>> BEGIN Materials provided

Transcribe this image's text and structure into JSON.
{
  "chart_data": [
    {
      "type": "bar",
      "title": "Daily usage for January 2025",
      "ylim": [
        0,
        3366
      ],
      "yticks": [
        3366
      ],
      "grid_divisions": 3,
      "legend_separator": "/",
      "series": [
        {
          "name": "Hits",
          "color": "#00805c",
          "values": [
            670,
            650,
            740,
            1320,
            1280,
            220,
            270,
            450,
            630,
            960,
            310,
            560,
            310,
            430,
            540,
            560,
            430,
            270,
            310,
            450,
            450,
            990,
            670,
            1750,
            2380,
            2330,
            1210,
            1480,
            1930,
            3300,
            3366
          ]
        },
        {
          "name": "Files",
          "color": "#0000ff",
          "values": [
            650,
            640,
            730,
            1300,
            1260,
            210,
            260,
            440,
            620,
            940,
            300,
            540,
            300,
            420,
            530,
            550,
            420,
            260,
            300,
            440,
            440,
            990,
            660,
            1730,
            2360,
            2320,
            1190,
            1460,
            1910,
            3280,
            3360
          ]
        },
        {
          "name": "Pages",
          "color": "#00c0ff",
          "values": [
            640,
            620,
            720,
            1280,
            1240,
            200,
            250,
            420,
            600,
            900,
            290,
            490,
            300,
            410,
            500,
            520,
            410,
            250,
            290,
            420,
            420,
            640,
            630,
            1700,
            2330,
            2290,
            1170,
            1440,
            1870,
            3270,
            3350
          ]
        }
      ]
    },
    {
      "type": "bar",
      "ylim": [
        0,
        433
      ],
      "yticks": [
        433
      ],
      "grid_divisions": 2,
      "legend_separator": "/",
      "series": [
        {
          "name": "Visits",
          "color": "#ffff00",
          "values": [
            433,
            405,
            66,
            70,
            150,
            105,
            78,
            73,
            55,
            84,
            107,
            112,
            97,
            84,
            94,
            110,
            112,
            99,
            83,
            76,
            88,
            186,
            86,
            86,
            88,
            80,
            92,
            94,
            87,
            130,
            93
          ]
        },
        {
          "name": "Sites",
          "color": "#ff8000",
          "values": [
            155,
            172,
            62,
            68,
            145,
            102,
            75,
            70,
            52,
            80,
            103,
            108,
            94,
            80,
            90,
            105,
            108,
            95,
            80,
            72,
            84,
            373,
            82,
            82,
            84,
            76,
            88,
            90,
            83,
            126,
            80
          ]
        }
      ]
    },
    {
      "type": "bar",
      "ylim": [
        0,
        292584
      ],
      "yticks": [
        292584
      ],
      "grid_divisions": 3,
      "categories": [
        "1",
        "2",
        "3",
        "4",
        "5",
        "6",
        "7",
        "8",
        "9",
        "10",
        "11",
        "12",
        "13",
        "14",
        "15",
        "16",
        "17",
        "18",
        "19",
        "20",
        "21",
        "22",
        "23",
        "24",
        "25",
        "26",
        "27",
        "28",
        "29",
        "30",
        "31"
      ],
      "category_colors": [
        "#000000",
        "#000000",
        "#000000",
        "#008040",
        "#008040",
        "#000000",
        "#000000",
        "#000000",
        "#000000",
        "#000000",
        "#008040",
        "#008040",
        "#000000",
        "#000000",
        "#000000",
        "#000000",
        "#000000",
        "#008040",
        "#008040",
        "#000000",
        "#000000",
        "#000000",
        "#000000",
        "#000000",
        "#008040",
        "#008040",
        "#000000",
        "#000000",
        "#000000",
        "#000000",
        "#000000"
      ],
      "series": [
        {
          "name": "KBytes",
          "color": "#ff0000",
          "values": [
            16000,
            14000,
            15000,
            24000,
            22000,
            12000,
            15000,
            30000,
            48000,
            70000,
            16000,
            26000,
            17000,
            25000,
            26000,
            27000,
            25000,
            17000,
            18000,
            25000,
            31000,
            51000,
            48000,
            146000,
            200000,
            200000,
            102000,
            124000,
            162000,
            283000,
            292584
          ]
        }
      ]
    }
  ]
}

>> END Materials provided

**Exercise aim**
Take the records above and return them exactly as written.

**Worked solution**
Transcribe this image's text and structure into JSON.
{
  "chart_data": [
    {
      "type": "bar",
      "title": "Daily usage for January 2025",
      "ylim": [
        0,
        3366
      ],
      "yticks": [
        3366
      ],
      "grid_divisions": 3,
      "legend_separator": "/",
      "series": [
        {
          "name": "Hits",
          "color": "#00805c",
          "values": [
            670,
            650,
            740,
            1320,
            1280,
            220,
            270,
            450,
            630,
            960,
            310,
            560,
            310,
            430,
            540,
            560,
            430,
            270,
            310,
            450,
            450,
            990,
            670,
            1750,
            2380,
            2330,
            1210,
            1480,
            1930,
            3300,
            3366
          ]
        },
        {
          "name": "Files",
          "color": "#0000ff",
          "values": [
            650,
            640,
            730,
            1300,
            1260,
            210,
            260,
            440,
            620,
            940,
            300,
            540,
            300,
            420,
            530,
            550,
            420,
            260,
            300,
            440,
            440,
            990,
            660,
            1730,
            2360,
            2320,
            1190,
            1460,
            1910,
            3280,
            3360
          ]
        },
        {
          "name": "Pages",
          "color": "#00c0ff",
          "values": [
            640,
            620,
            720,
            1280,
            1240,
            200,
            250,
            420,
            600,
            900,
            290,
            490,
            300,
            410,
            500,
            520,
            410,
            250,
            290,
            420,
            420,
            640,
            630,
            1700,
            2330,
            2290,
            1170,
            1440,
            1870,
            3270,
            3350
          ]
        }
      ]
    },
    {
      "type": "bar",
      "ylim": [
        0,
        433
      ],
      "yticks": [
        433
      ],
      "grid_divisions": 2,
      "legend_separator": "/",
      "series": [
        {
          "name": "Visits",
          "color": "#ffff00",
          "values": [
            433,
            405,
            66,
            70,
            150,
            105,
            78,
            73,
            55,
            84,
            107,
            112,
            97,
            84,
            94,
            110,
            112,
            99,
            83,
            76,
            88,
            186,
            86,
            86,
            88,
            80,
            92,
            94,
            87,
            130,
            93
          ]
        },
        {
          "name": "Sites",
          "color": "#ff8000",
          "values": [
            155,
            172,
            62,
            68,
            145,
            102,
            75,
            70,
            52,
            80,
            103,
            108,
            94,
            80,
            90,
            105,
            108,
            95,
            80,
            72,
            84,
            373,
            82,
            82,
            84,
            76,
            88,
            90,
            83,
            126,
            80
          ]
        }
      ]
    },
    {
      "type": "bar",
      "ylim": [
        0,
        292584
      ],
      "yticks": [
        292584
      ],
      "grid_divisions": 3,
      "categories": [
        "1",
        "2",
        "3",
        "4",
        "5",
        "6",
        "7",
        "8",
        "9",
        "10",
        "11",
        "12",
        "13",
        "14",
        "15",
        "16",
        "17",
        "18",
        "19",
        "20",
        "21",
        "22",
        "23",
        "24",
        "25",
        "26",
        "27",
        "28",
        "29",
        "30",
        "31"
      ],
      "category_colors": [
        "#000000",
        "#000000",
        "#000000",
        "#008040",
        "#008040",
        "#000000",
        "#000000",
        "#000000",
        "#000000",
        "#000000",
        "#008040",
        "#008040",
        "#000000",
        "#000000",
        "#000000",
        "#000000",
        "#000000",
        "#008040",
        "#008040",
        "#000000",
        "#000000",
        "#000000",
        "#000000",
        "#000000",
        "#008040",
        "#008040",
        "#000000",
        "#000000",
        "#000000",
        "#000000",
        "#000000"
      ],
      "series": [
        {
          "name": "KBytes",
          "color": "#ff0000",
          "values": [
            16000,
            14000,
            15000,
            24000,
            22000,
            12000,
            15000,
            30000,
            48000,
            70000,
            16000,
            26000,
            17000,
            25000,
            26000,
            27000,
            25000,
            17000,
            18000,
            25000,
            31000,
            51000,
            48000,
            146000,
            200000,
            200000,
            102000,
            124000,
            162000,
            283000,
            292584
          ]
        }
      ]
    }
  ]
}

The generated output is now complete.